- [Your instructions]
An exact reproduction of the data below is the required answer.

Excerpts from a dataset

━━━━━━━━

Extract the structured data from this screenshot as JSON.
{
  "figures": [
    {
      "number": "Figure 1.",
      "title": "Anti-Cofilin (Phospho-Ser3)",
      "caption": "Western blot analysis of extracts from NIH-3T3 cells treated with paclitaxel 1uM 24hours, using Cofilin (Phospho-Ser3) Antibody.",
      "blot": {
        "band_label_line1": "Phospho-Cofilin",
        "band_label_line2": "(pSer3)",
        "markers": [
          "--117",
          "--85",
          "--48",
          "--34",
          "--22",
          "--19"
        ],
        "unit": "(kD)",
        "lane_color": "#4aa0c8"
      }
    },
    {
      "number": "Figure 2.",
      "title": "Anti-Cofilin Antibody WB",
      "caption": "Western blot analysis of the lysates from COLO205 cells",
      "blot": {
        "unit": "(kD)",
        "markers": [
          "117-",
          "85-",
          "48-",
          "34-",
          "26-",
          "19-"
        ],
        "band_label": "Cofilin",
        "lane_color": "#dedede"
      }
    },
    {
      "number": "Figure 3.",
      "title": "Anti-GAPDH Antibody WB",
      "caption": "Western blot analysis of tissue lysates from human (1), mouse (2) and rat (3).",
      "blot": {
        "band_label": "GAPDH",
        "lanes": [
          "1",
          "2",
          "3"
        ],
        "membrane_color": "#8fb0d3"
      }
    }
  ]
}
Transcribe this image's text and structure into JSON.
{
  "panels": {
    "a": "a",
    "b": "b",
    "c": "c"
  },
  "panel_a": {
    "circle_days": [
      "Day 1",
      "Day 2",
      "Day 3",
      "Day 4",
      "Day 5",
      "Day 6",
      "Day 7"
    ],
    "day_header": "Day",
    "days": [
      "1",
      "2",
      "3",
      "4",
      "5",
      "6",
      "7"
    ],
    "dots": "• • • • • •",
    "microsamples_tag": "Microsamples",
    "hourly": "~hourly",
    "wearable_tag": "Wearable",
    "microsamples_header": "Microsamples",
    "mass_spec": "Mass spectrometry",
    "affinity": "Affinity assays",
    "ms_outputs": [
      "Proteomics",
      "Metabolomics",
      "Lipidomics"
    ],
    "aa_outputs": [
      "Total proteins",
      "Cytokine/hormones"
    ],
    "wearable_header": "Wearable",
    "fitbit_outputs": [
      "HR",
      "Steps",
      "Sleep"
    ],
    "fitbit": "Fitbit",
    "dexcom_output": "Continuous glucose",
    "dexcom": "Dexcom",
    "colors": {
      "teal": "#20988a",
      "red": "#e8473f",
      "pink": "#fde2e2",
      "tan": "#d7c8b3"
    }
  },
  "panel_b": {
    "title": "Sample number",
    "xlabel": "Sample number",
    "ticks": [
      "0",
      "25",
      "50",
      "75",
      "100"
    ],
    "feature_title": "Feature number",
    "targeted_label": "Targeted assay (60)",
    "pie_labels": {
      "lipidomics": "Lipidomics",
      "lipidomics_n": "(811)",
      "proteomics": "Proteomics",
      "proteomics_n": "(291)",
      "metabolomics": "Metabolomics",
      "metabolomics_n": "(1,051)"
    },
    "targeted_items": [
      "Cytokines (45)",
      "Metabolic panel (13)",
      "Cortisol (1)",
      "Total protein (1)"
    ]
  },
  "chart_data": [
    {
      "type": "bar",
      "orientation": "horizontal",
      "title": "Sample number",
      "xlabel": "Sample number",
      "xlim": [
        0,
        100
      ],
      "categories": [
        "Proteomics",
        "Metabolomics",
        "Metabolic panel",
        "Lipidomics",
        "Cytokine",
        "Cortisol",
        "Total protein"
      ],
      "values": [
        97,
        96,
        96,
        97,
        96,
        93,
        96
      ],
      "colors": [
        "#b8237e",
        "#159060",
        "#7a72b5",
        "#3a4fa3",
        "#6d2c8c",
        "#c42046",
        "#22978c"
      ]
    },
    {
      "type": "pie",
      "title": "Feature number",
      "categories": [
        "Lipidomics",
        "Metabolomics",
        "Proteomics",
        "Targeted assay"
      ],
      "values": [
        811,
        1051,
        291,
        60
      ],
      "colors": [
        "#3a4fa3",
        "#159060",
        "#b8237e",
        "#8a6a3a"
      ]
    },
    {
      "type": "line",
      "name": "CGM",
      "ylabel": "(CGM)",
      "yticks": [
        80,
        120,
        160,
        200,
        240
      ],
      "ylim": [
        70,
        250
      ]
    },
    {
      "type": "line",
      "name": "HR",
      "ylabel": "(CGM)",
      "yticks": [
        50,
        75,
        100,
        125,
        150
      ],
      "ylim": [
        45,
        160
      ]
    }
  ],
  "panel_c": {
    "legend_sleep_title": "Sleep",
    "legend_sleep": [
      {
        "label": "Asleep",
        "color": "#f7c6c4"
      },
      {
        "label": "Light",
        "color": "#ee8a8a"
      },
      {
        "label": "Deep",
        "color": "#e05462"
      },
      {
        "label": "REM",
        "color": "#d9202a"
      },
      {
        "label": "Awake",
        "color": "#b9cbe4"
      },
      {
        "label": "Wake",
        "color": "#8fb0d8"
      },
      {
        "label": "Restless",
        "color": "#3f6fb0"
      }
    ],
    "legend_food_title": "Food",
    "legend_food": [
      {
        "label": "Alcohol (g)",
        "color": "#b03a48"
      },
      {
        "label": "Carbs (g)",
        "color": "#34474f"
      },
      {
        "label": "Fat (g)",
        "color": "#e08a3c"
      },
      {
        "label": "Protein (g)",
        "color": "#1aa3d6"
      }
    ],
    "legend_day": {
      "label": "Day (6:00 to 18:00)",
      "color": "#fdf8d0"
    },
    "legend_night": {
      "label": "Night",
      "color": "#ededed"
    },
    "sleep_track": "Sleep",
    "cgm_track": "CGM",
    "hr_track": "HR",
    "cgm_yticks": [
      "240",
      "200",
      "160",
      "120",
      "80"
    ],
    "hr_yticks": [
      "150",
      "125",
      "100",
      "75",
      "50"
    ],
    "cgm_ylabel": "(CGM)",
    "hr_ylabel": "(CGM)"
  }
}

━━━━━━━━

- [Task output]
Extract the structured data from this screenshot as JSON.
{
  "figures": [
    {
      "number": "Figure 1.",
      "title": "Anti-Cofilin (Phospho-Ser3)",
      "caption": "Western blot analysis of extracts from NIH-3T3 cells treated with paclitaxel 1uM 24hours, using Cofilin (Phospho-Ser3) Antibody.",
      "blot": {
        "band_label_line1": "Phospho-Cofilin",
        "band_label_line2": "(pSer3)",
        "markers": [
          "--117",
          "--85",
          "--48",
          "--34",
          "--22",
          "--19"
        ],
        "unit": "(kD)",
        "lane_color": "#4aa0c8"
      }
    },
    {
      "number": "Figure 2.",
      "title": "Anti-Cofilin Antibody WB",
      "caption": "Western blot analysis of the lysates from COLO205 cells",
      "blot": {
        "unit": "(kD)",
        "markers": [
          "117-",
          "85-",
          "48-",
          "34-",
          "26-",
          "19-"
        ],
        "band_label": "Cofilin",
        "lane_color": "#dedede"
      }
    },
    {
      "number": "Figure 3.",
      "title": "Anti-GAPDH Antibody WB",
      "caption": "Western blot analysis of tissue lysates from human (1), mouse (2) and rat (3).",
      "blot": {
        "band_label": "GAPDH",
        "lanes": [
          "1",
          "2",
          "3"
        ],
        "membrane_color": "#8fb0d3"
      }
    }
  ]
}
Transcribe this image's text and structure into JSON.
{
  "panels": {
    "a": "a",
    "b": "b",
    "c": "c"
  },
  "panel_a": {
    "circle_days": [
      "Day 1",
      "Day 2",
      "Day 3",
      "Day 4",
      "Day 5",
      "Day 6",
      "Day 7"
    ],
    "day_header": "Day",
    "days": [
      "1",
      "2",
      "3",
      "4",
      "5",
      "6",
      "7"
    ],
    "dots": "• • • • • •",
    "microsamples_tag": "Microsamples",
    "hourly": "~hourly",
    "wearable_tag": "Wearable",
    "microsamples_header": "Microsamples",
    "mass_spec": "Mass spectrometry",
    "affinity": "Affinity assays",
    "ms_outputs": [
      "Proteomics",
      "Metabolomics",
      "Lipidomics"
    ],
    "aa_outputs": [
      "Total proteins",
      "Cytokine/hormones"
    ],
    "wearable_header": "Wearable",
    "fitbit_outputs": [
      "HR",
      "Steps",
      "Sleep"
    ],
    "fitbit": "Fitbit",
    "dexcom_output": "Continuous glucose",
    "dexcom": "Dexcom",
    "colors": {
      "teal": "#20988a",
      "red": "#e8473f",
      "pink": "#fde2e2",
      "tan": "#d7c8b3"
    }
  },
  "panel_b": {
    "title": "Sample number",
    "xlabel": "Sample number",
    "ticks": [
      "0",
      "25",
      "50",
      "75",
      "100"
    ],
    "feature_title": "Feature number",
    "targeted_label": "Targeted assay (60)",
    "pie_labels": {
      "lipidomics": "Lipidomics",
      "lipidomics_n": "(811)",
      "proteomics": "Proteomics",
      "proteomics_n": "(291)",
      "metabolomics": "Metabolomics",
      "metabolomics_n": "(1,051)"
    },
    "targeted_items": [
      "Cytokines (45)",
      "Metabolic panel (13)",
      "Cortisol (1)",
      "Total protein (1)"
    ]
  },
  "chart_data": [
    {
      "type": "bar",
      "orientation": "horizontal",
      "title": "Sample number",
      "xlabel": "Sample number",
      "xlim": [
        0,
        100
      ],
      "categories": [
        "Proteomics",
        "Metabolomics",
        "Metabolic panel",
        "Lipidomics",
        "Cytokine",
        "Cortisol",
        "Total protein"
      ],
      "values": [
        97,
        96,
        96,
        97,
        96,
        93,
        96
      ],
      "colors": [
        "#b8237e",
        "#159060",
        "#7a72b5",
        "#3a4fa3",
        "#6d2c8c",
        "#c42046",
        "#22978c"
      ]
    },
    {
      "type": "pie",
      "title": "Feature number",
      "categories": [
        "Lipidomics",
        "Metabolomics",
        "Proteomics",
        "Targeted assay"
      ],
      "values": [
        811,
        1051,
        291,
        60
      ],
      "colors": [
        "#3a4fa3",
        "#159060",
        "#b8237e",
        "#8a6a3a"
      ]
    },
    {
      "type": "line",
      "name": "CGM",
      "ylabel": "(CGM)",
      "yticks": [
        80,
        120,
        160,
        200,
        240
      ],
      "ylim": [
        70,
        250
      ]
    },
    {
      "type": "line",
      "name": "HR",
      "ylabel": "(CGM)",
      "yticks": [
        50,
        75,
        100,
        125,
        150
      ],
      "ylim": [
        45,
        160
      ]
    }
  ],
  "panel_c": {
    "legend_sleep_title": "Sleep",
    "legend_sleep": [
      {
        "label": "Asleep",
        "color": "#f7c6c4"
      },
      {
        "label": "Light",
        "color": "#ee8a8a"
      },
      {
        "label": "Deep",
        "color": "#e05462"
      },
      {
        "label": "REM",
        "color": "#d9202a"
      },
      {
        "label": "Awake",
        "color": "#b9cbe4"
      },
      {
        "label": "Wake",
        "color": "#8fb0d8"
      },
      {
        "label": "Restless",
        "color": "#3f6fb0"
      }
    ],
    "legend_food_title": "Food",
    "legend_food": [
      {
        "label": "Alcohol (g)",
        "color": "#b03a48"
      },
      {
        "label": "Carbs (g)",
        "color": "#34474f"
      },
      {
        "label": "Fat (g)",
        "color": "#e08a3c"
      },
      {
        "label": "Protein (g)",
        "color": "#1aa3d6"
      }
    ],
    "legend_day": {
      "label": "Day (6:00 to 18:00)",
      "color": "#fdf8d0"
    },
    "legend_night": {
      "label": "Night",
      "color": "#ededed"
    },
    "sleep_track": "Sleep",
    "cgm_track": "CGM",
    "hr_track": "HR",
    "cgm_yticks": [
      "240",
      "200",
      "160",
      "120",
      "80"
    ],
    "hr_yticks": [
      "150",
      "125",
      "100",
      "75",
      "50"
    ],
    "cgm_ylabel": "(CGM)",
    "hr_ylabel": "(CGM)"
  }
}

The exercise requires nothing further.